Dataset entries:
* BEGIN *

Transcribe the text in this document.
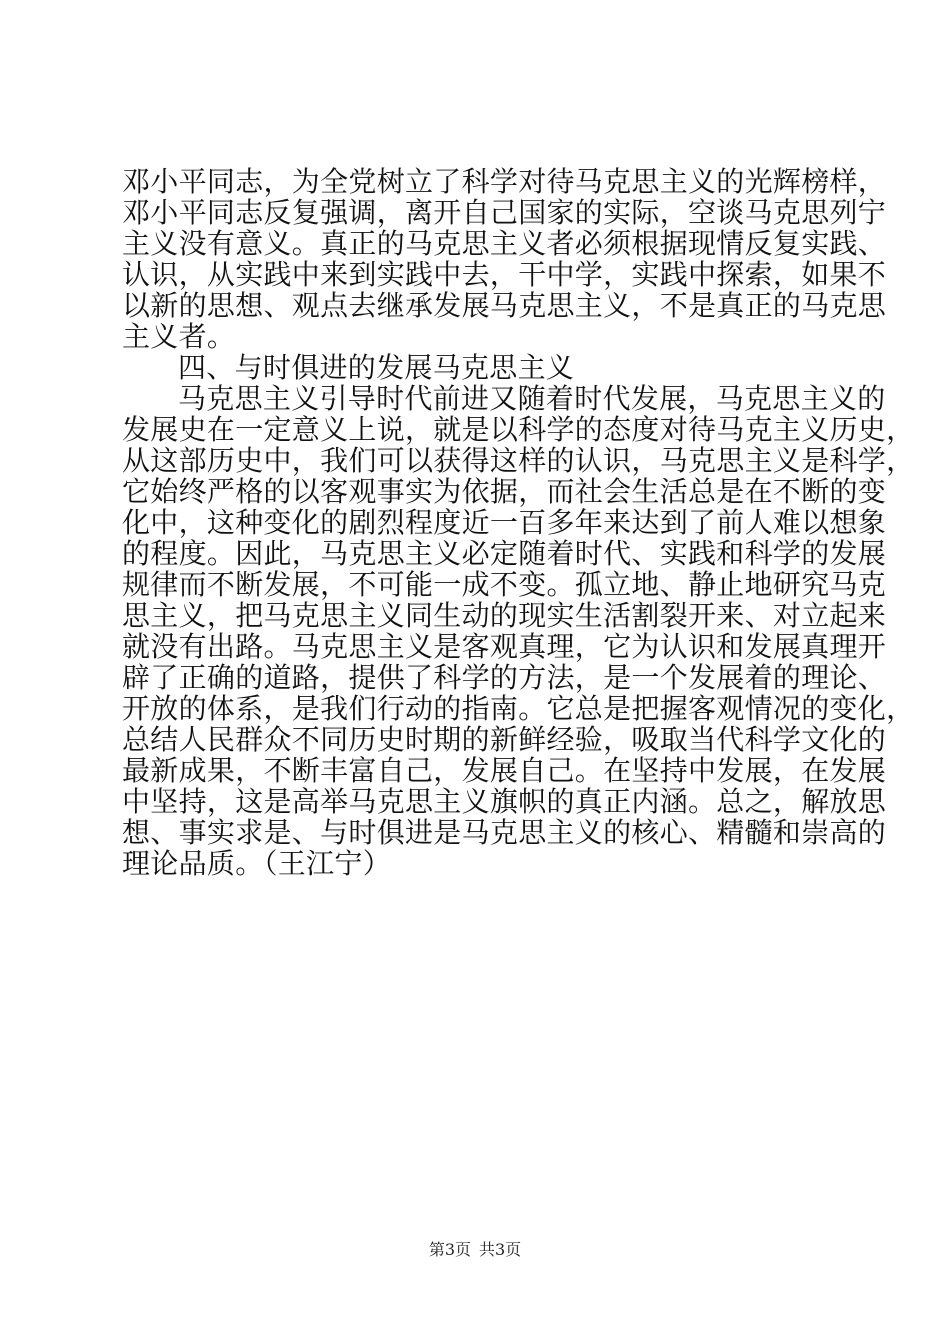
邓小平同志，为全党树立了科学对待马克思主义的光辉榜样，
邓小平同志反复强调，离开自己国家的实际，空谈马克思列宁
主义没有意义。真正的马克思主义者必须根据现情反复实践、
认识，从实践中来到实践中去，干中学，实践中探索，如果不
以新的思想、观点去继承发展马克思主义，不是真正的马克思
主义者。
四、与时俱进的发展马克思主义
马克思主义引导时代前进又随着时代发展，马克思主义的
发展史在一定意义上说，就是以科学的态度对待马克主义历史，
从这部历史中，我们可以获得这样的认识，马克思主义是科学，
它始终严格的以客观事实为依据，而社会生活总是在不断的变
化中，这种变化的剧烈程度近一百多年来达到了前人难以想象
的程度。因此，马克思主义必定随着时代、实践和科学的发展
规律而不断发展，不可能一成不变。孤立地、静止地研究马克
思主义，把马克思主义同生动的现实生活割裂开来、对立起来
就没有出路。马克思主义是客观真理，它为认识和发展真理开
辟了正确的道路，提供了科学的方法，是一个发展着的理论、
开放的体系，是我们行动的指南。它总是把握客观情况的变化，
总结人民群众不同历史时期的新鲜经验，吸取当代科学文化的
最新成果，不断丰富自己，发展自己。在坚持中发展，在发展
中坚持，这是高举马克思主义旗帜的真正内涵。总之，解放思
想、事实求是、与时俱进是马克思主义的核心、精髓和崇高的
理论品质。（王江宁）
第3页 共3页
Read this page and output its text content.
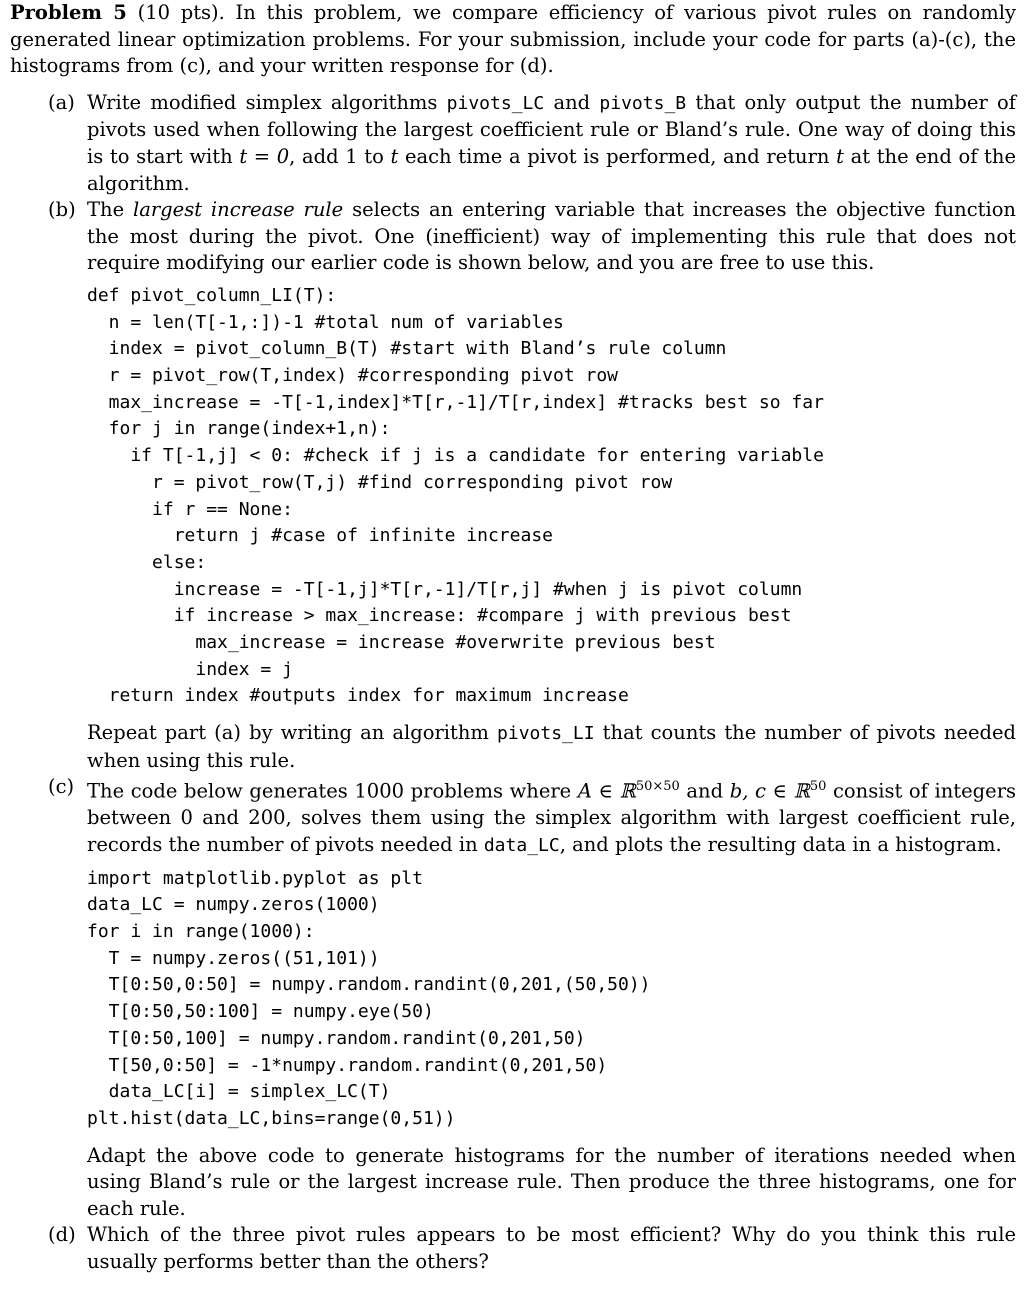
Problem 5 (10 pts). In this problem, we compare efficiency of various pivot rules on randomly generated linear optimization problems. For your submission, include your code for parts (a)-(c), the histograms from (c), and your written response for (d).

(a) Write modified simplex algorithms pivots_LC and pivots_B that only output the number of pivots used when following the largest coefficient rule or Bland’s rule. One way of doing this is to start with t = 0, add 1 to t each time a pivot is performed, and return t at the end of the algorithm.

(b) The largest increase rule selects an entering variable that increases the objective function the most during the pivot. One (inefficient) way of implementing this rule that does not require modifying our earlier code is shown below, and you are free to use this.

def pivot_column_LI(T):
n = len(T[-1,:])-1 #total num of variables
index = pivot_column_B(T) #start with Bland’s rule column
r = pivot_row(T,index) #corresponding pivot row
max_increase = -T[-1,index]*T[r,-1]/T[r,index] #tracks best so far
for j in range(index+1,n):
if T[-1,j] < 0: #check if j is a candidate for entering variable
r = pivot_row(T,j) #find corresponding pivot row
if r == None:
return j #case of infinite increase
else:
increase = -T[-1,j]*T[r,-1]/T[r,j] #when j is pivot column
if increase > max_increase: #compare j with previous best
max_increase = increase #overwrite previous best
index = j
return index #outputs index for maximum increase

Repeat part (a) by writing an algorithm pivots_LI that counts the number of pivots needed when using this rule.

(c) The code below generates 1000 problems where A ∈ ℝ$^{50\times 50}$ and b, c ∈ ℝ$^{50}$ consist of integers between 0 and 200, solves them using the simplex algorithm with largest coefficient rule, records the number of pivots needed in data_LC, and plots the resulting data in a histogram.

import matplotlib.pyplot as plt
data_LC = numpy.zeros(1000)
for i in range(1000):
T = numpy.zeros((51,101))
T[0:50,0:50] = numpy.random.randint(0,201,(50,50))
T[0:50,50:100] = numpy.eye(50)
T[0:50,100] = numpy.random.randint(0,201,50)
T[50,0:50] = -1*numpy.random.randint(0,201,50)
data_LC[i] = simplex_LC(T)
plt.hist(data_LC,bins=range(0,51))

Adapt the above code to generate histograms for the number of iterations needed when using Bland’s rule or the largest increase rule. Then produce the three histograms, one for each rule.

(d) Which of the three pivot rules appears to be most efficient? Why do you think this rule usually performs better than the others?
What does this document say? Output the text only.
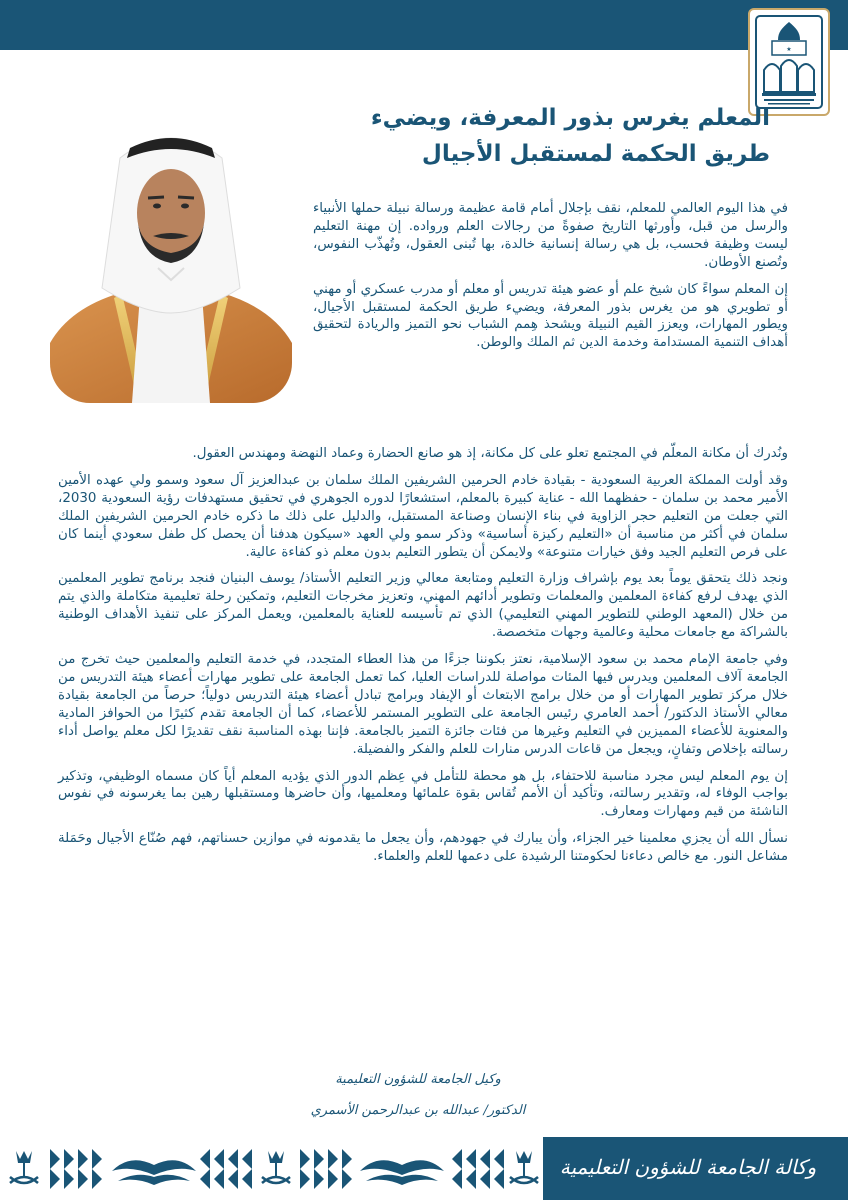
★
المعلم يغرس بذور المعرفة، ويضيء
طريق الحكمة لمستقبل الأجيال

في هذا اليوم العالمي للمعلم، نقف بإجلال أمام قامة عظيمة ورسالة نبيلة حملها الأنبياء والرسل من قبل، وأورثها التاريخ صفوةً من رجالات العلم ورواده. إن مهنة التعليم ليست وظيفة فحسب، بل هي رسالة إنسانية خالدة، بها تُبنى العقول، وتُهذّب النفوس، وتُصنع الأوطان.

إن المعلم سواءً كان شيخ علم أو عضو هيئة تدريس أو معلم أو مدرب عسكري أو مهني أو تطويري هو من يغرس بذور المعرفة، ويضيء طريق الحكمة لمستقبل الأجيال، ويطور المهارات، ويعزز القيم النبيلة ويشحذ هِمم الشباب نحو التميز والريادة لتحقيق أهداف التنمية المستدامة وخدمة الدين ثم الملك والوطن.

ونُدرك أن مكانة المعلّم في المجتمع تعلو على كل مكانة، إذ هو صانع الحضارة وعماد النهضة ومهندس العقول.

وقد أولت المملكة العربية السعودية - بقيادة خادم الحرمين الشريفين الملك سلمان بن عبدالعزيز آل سعود وسمو ولي عهده الأمين الأمير محمد بن سلمان - حفظهما الله - عناية كبيرة بالمعلم، استشعارًا لدوره الجوهري في تحقيق مستهدفات رؤية السعودية 2030، التي جعلت من التعليم حجر الزاوية في بناء الإنسان وصناعة المستقبل، والدليل على ذلك ما ذكره خادم الحرمين الشريفين الملك سلمان في أكثر من مناسبة أن «التعليم ركيزة أساسية» وذكر سمو ولي العهد «سيكون هدفنا أن يحصل كل طفل سعودي أينما كان على فرص التعليم الجيد وفق خيارات متنوعة» ولايمكن أن يتطور التعليم بدون معلم ذو كفاءة عالية.

ونجد ذلك يتحقق يوماً بعد يوم بإشراف وزارة التعليم ومتابعة معالي وزير التعليم الأستاذ/ يوسف البنيان فنجد برنامج تطوير المعلمين الذي يهدف لرفع كفاءة المعلمين والمعلمات وتطوير أدائهم المهني، وتعزيز مخرجات التعليم، وتمكين رحلة تعليمية متكاملة والذي يتم من خلال (المعهد الوطني للتطوير المهني التعليمي) الذي تم تأسيسه للعناية بالمعلمين، ويعمل المركز على تنفيذ الأهداف الوطنية بالشراكة مع جامعات محلية وعالمية وجهات متخصصة.

وفي جامعة الإمام محمد بن سعود الإسلامية، نعتز بكوننا جزءًا من هذا العطاء المتجدد، في خدمة التعليم والمعلمين حيث تخرج من الجامعة آلاف المعلمين ويدرس فيها المئات مواصلة للدراسات العليا، كما تعمل الجامعة على تطوير مهارات أعضاء هيئة التدريس من خلال مركز تطوير المهارات أو من خلال برامج الابتعاث أو الإيفاد وبرامج تبادل أعضاء هيئة التدريس دولياً؛ حرصاً من الجامعة بقيادة معالي الأستاذ الدكتور/ أحمد العامري رئيس الجامعة على التطوير المستمر للأعضاء، كما أن الجامعة تقدم كثيرًا من الحوافز المادية والمعنوية للأعضاء المميزين في التعليم وغيرها من فئات جائزة التميز بالجامعة. فإننا بهذه المناسبة نقف تقديرًا لكل معلم يواصل أداء رسالته بإخلاص وتفانٍ، ويجعل من قاعات الدرس منارات للعلم والفكر والفضيلة.

إن يوم المعلم ليس مجرد مناسبة للاحتفاء، بل هو محطة للتأمل في عِظم الدور الذي يؤديه المعلم أياً كان مسماه الوظيفي، وتذكير بواجب الوفاء له، وتقدير رسالته، وتأكيد أن الأمم تُقاس بقوة علمائها ومعلميها، وأن حاضرها ومستقبلها رهين بما يغرسونه في نفوس الناشئة من قيم ومهارات ومعارف.

نسأل الله أن يجزي معلمينا خير الجزاء، وأن يبارك في جهودهم، وأن يجعل ما يقدمونه في موازين حسناتهم، فهم صُنّاع الأجيال وحَمَلة مشاعل النور. مع خالص دعاءنا لحكومتنا الرشيدة على دعمها للعلم والعلماء.

وكيل الجامعة للشؤون التعليمية
الدكتور/ عبدالله بن عبدالرحمن الأسمري
وكالة الجامعة للشؤون التعليمية
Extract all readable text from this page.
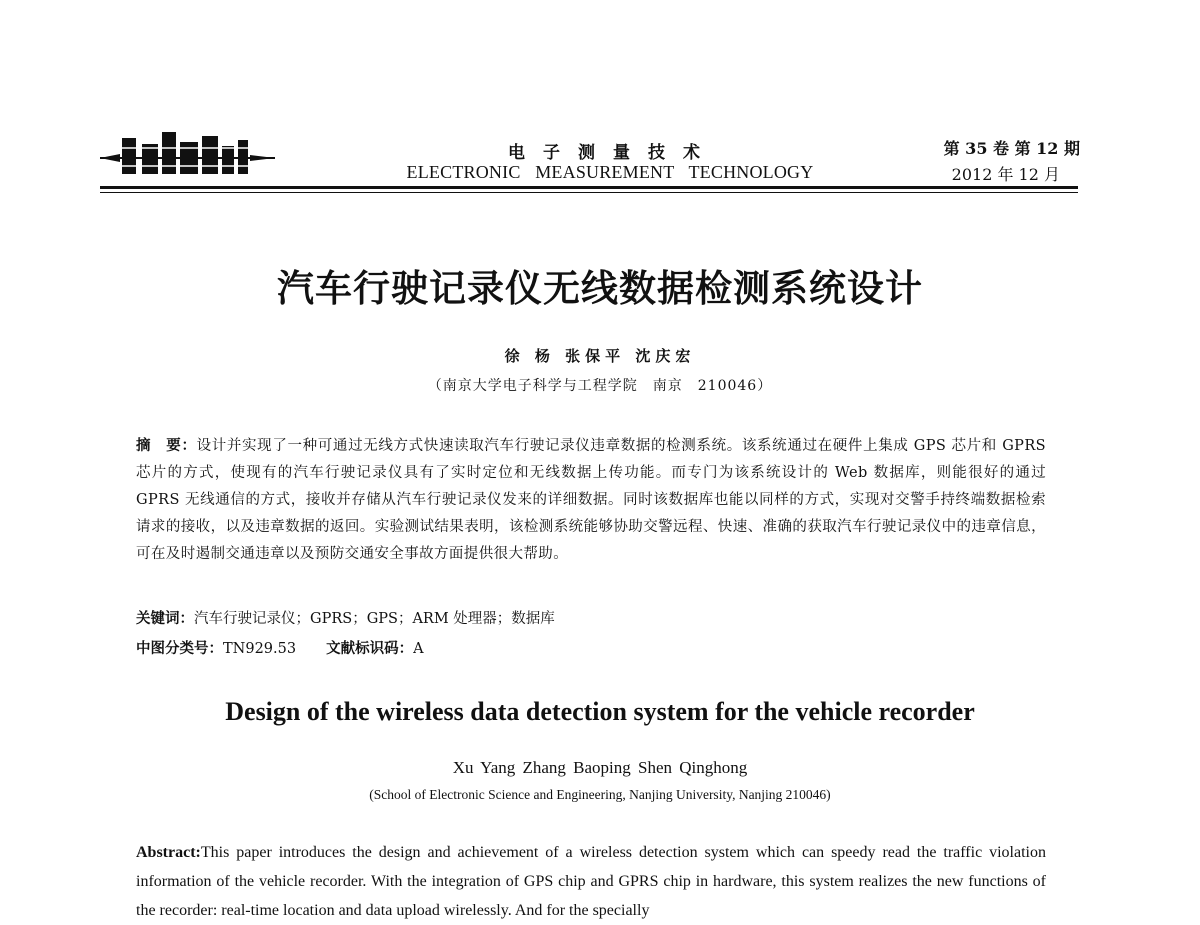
电子测量技术
ELECTRONIC MEASUREMENT TECHNOLOGY
第 35 卷 第 12 期
2012 年 12 月
汽车行驶记录仪无线数据检测系统设计
徐 杨 张保平 沈庆宏
（南京大学电子科学与工程学院　南京　210046）
摘　要：设计并实现了一种可通过无线方式快速读取汽车行驶记录仪违章数据的检测系统。该系统通过在硬件上集成 GPS 芯片和 GPRS 芯片的方式，使现有的汽车行驶记录仪具有了实时定位和无线数据上传功能。而专门为该系统设计的 Web 数据库，则能很好的通过 GPRS 无线通信的方式，接收并存储从汽车行驶记录仪发来的详细数据。同时该数据库也能以同样的方式，实现对交警手持终端数据检索请求的接收，以及违章数据的返回。实验测试结果表明，该检测系统能够协助交警远程、快速、准确的获取汽车行驶记录仪中的违章信息，可在及时遏制交通违章以及预防交通安全事故方面提供很大帮助。
关键词：汽车行驶记录仪；GPRS；GPS；ARM 处理器；数据库
中图分类号：TN929.53 文献标识码：A
Design of the wireless data detection system for the vehicle recorder
Xu Yang Zhang Baoping Shen Qinghong
(School of Electronic Science and Engineering, Nanjing University, Nanjing 210046)
Abstract:This paper introduces the design and achievement of a wireless detection system which can speedy read the traffic violation information of the vehicle recorder. With the integration of GPS chip and GPRS chip in hardware, this system realizes the new functions of the recorder: real-time location and data upload wirelessly. And for the specially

* END *

Copy every line of the records above that contains "ويضيء".

Response to the exercise ->
المعلم يغرس بذور المعرفة، ويضيء
إن المعلم سواءً كان شيخ علم أو عضو هيئة تدريس أو معلم أو مدرب عسكري أو مهني أو تطويري هو من يغرس بذور المعرفة، ويضيء طريق الحكمة لمستقبل الأجيال، ويطور المهارات، ويعزز القيم النبيلة ويشحذ هِمم الشباب نحو التميز والريادة لتحقيق أهداف التنمية المستدامة وخدمة الدين ثم الملك والوطن.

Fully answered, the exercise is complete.